**Exercise goal:**
Select each line where the word "être" appears.

**Data listing:**
####################
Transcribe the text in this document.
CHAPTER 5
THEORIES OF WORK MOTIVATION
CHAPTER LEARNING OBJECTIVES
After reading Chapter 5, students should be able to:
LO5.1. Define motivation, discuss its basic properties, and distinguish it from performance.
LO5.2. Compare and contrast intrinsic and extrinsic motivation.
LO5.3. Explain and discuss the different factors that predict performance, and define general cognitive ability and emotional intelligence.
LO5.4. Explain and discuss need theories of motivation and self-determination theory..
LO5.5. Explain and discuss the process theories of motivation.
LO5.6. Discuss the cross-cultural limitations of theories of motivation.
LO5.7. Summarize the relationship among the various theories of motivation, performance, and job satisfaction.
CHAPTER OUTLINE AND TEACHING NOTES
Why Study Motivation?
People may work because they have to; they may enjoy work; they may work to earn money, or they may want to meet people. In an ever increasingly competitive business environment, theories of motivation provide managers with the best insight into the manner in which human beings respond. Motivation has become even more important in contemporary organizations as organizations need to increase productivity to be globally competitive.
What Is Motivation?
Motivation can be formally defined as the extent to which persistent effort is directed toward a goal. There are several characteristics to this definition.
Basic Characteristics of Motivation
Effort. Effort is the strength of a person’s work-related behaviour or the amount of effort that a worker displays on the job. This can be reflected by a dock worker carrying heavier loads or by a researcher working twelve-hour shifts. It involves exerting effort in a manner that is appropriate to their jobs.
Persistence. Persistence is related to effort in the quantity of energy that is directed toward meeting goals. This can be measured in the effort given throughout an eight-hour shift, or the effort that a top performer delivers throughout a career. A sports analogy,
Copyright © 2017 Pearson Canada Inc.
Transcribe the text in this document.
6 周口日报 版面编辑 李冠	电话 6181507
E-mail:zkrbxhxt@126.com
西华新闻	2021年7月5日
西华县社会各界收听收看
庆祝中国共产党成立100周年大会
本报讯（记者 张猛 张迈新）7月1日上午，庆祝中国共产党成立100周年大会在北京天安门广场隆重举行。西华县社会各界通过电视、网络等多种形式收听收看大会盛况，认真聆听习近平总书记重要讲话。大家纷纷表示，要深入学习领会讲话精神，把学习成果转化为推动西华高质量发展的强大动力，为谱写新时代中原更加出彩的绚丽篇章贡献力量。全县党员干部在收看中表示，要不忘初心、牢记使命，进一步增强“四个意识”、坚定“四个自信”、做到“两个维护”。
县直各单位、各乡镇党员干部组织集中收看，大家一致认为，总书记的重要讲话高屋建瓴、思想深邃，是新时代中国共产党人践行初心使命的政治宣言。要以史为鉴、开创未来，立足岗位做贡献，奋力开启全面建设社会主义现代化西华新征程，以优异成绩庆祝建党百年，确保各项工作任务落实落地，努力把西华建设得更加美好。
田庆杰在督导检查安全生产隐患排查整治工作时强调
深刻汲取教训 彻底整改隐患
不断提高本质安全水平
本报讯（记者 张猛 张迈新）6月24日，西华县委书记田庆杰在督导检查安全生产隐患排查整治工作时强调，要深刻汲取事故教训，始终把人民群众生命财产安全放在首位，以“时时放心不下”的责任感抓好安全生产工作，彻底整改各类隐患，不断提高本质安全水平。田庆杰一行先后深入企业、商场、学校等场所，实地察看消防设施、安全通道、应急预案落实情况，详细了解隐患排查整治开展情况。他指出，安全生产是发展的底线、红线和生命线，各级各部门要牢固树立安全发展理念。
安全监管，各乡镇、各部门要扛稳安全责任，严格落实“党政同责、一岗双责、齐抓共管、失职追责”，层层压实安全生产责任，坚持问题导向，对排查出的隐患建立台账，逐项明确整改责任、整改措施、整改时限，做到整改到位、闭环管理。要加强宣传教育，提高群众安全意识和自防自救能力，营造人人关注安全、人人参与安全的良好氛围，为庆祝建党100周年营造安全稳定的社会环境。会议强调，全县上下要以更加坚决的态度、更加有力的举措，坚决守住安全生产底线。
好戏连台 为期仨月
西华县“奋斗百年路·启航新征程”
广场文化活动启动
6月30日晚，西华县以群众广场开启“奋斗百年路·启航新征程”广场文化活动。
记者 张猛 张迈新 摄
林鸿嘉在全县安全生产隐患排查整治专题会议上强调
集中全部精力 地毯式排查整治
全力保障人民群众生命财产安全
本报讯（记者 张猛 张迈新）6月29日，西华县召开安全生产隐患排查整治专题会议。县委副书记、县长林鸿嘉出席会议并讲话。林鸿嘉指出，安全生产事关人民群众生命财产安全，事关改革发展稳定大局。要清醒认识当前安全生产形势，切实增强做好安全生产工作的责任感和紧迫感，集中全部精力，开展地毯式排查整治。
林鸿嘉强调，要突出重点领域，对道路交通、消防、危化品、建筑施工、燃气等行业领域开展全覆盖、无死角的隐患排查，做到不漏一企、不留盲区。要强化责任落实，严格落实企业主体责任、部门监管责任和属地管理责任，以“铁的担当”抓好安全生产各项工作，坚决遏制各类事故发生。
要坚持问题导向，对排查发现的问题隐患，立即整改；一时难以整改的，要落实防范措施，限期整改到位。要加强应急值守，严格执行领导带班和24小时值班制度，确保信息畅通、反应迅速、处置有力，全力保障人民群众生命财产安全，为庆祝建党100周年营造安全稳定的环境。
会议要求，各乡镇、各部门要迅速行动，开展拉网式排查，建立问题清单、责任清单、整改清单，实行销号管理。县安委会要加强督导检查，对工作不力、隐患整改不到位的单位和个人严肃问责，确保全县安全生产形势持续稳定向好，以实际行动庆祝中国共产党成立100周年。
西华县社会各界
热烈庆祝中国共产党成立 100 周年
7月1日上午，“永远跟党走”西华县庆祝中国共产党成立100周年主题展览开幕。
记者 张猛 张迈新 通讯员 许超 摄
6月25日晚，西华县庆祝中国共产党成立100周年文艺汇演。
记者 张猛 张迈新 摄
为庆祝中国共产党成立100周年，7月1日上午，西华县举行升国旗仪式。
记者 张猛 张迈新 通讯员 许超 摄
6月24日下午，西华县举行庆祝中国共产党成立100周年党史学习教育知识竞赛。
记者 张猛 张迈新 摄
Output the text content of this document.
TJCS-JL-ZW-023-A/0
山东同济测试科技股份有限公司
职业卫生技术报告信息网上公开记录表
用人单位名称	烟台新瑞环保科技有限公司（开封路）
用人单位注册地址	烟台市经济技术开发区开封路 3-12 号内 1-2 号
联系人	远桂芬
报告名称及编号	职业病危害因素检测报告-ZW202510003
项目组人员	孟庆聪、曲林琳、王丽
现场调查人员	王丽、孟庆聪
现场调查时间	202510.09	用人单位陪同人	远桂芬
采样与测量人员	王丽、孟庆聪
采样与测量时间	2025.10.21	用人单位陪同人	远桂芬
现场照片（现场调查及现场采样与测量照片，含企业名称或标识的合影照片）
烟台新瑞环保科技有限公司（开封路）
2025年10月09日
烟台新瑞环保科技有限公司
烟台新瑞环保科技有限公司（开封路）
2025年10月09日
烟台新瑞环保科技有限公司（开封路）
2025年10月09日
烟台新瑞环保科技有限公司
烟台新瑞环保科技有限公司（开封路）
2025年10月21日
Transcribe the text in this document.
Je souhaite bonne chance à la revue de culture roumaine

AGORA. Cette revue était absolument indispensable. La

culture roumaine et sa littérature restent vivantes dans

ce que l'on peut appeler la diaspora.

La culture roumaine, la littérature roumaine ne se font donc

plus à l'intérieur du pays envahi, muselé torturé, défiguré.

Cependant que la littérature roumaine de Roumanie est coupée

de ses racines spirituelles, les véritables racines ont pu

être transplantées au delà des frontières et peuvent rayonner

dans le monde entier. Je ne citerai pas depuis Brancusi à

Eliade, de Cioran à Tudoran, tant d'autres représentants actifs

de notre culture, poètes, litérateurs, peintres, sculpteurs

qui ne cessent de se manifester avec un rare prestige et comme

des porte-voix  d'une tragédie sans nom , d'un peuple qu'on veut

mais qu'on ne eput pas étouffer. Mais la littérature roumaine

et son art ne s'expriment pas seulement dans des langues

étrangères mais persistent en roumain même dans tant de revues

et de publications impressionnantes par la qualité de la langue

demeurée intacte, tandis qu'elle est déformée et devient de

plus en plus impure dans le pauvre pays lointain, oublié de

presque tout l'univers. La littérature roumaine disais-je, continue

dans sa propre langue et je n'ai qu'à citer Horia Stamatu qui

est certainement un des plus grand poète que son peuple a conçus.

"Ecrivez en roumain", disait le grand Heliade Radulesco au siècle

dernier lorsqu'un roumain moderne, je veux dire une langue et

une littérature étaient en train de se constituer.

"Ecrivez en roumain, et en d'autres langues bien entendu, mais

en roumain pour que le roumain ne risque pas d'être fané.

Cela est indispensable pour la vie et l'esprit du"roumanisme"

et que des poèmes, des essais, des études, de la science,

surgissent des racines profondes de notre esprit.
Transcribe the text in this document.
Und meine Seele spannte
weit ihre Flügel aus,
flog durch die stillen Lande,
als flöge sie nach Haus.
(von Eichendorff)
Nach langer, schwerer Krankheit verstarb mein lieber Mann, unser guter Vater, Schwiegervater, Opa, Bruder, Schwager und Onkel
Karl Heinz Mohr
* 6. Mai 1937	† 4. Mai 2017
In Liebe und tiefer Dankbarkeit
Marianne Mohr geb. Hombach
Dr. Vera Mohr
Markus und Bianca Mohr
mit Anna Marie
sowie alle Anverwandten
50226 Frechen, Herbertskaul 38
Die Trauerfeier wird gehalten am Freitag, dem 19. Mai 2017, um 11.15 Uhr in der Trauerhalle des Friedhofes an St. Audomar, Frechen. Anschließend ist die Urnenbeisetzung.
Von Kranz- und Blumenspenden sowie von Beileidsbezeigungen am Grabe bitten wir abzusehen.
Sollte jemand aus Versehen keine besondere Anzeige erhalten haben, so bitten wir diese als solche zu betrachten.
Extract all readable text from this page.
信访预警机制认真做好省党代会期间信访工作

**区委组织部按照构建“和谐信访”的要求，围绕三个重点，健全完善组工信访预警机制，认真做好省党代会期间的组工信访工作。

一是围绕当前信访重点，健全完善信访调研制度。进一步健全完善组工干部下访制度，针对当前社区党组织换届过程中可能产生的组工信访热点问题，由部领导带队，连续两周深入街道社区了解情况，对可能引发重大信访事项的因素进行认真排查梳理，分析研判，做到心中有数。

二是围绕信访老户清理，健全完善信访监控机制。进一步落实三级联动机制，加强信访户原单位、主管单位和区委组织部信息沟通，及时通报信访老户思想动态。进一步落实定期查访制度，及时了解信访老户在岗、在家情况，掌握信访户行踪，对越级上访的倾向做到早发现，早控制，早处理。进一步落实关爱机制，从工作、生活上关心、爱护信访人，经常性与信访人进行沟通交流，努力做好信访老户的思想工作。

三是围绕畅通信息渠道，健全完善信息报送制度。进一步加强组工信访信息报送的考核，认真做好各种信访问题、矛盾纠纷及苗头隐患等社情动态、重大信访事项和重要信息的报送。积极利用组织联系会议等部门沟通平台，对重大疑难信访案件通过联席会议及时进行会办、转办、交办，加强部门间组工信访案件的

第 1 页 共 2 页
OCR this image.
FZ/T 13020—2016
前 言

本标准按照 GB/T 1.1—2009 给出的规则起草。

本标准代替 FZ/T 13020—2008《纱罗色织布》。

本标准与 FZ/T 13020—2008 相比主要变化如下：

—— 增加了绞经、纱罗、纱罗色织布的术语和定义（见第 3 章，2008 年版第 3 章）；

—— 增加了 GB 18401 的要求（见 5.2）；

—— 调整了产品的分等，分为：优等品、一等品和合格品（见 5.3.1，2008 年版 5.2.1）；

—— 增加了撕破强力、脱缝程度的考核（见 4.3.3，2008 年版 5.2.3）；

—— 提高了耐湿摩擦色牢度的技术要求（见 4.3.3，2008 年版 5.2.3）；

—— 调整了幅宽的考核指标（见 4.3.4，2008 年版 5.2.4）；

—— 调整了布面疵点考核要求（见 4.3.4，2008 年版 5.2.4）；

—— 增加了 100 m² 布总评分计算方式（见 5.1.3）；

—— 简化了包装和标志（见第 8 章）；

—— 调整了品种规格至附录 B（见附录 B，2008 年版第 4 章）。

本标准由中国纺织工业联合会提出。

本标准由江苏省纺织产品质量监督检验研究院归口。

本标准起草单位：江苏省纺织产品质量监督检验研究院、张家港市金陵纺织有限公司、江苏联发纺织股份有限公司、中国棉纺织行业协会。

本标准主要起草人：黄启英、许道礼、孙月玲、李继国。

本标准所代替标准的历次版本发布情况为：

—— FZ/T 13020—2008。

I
####################
**Response:**
être transplantées au delà des frontières et peuvent rayonner
en roumain pour que le roumain ne risque pas d'être fané.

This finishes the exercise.